[Recorded data]
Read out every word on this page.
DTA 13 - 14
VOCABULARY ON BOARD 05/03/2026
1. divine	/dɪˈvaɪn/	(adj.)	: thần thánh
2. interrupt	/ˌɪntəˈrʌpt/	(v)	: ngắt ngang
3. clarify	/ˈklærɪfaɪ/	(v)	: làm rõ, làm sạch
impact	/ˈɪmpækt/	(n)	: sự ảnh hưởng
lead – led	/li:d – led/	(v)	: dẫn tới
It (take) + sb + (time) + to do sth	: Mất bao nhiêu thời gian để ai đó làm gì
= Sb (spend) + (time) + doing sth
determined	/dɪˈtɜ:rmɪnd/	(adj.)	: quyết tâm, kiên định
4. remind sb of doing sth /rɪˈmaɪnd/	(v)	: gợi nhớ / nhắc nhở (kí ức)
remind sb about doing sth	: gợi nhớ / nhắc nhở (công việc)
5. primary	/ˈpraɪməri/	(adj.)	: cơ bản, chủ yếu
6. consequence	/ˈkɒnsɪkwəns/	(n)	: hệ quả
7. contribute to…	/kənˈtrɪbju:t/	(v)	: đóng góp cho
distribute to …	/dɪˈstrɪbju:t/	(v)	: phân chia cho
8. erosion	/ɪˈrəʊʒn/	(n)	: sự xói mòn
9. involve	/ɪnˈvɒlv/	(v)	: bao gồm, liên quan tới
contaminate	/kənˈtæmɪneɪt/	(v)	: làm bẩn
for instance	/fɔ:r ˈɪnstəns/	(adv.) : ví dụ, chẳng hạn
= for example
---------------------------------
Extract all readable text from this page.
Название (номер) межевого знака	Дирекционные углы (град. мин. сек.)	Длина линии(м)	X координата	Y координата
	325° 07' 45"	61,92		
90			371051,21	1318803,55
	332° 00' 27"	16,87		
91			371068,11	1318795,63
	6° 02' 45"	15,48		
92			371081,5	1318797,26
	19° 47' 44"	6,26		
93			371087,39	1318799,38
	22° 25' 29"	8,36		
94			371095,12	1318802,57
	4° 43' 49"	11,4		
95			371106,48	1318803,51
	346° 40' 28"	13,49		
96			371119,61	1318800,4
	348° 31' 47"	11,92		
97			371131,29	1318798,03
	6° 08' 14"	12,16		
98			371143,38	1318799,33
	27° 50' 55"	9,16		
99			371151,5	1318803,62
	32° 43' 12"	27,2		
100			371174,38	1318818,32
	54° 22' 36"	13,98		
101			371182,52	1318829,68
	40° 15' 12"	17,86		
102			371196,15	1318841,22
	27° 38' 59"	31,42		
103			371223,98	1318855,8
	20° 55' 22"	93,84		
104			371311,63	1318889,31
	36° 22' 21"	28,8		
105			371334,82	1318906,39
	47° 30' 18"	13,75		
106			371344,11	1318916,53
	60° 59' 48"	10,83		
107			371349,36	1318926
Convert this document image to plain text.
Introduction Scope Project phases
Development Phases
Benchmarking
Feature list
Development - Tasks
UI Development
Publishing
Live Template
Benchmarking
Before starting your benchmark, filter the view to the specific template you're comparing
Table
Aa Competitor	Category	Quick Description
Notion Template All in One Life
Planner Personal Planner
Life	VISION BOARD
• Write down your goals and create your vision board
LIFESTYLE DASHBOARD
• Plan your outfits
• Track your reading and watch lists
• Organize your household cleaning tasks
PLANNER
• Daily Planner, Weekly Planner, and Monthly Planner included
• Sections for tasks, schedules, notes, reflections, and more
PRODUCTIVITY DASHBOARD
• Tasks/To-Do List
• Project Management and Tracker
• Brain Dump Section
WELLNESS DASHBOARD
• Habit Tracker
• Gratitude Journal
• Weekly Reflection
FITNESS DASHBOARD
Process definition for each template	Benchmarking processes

> **Task description**:
Identify the lines that contain the string "Project", and copy every one of them.

> **Task result**:
Introduction Scope Project phases
• Project Management and Tracker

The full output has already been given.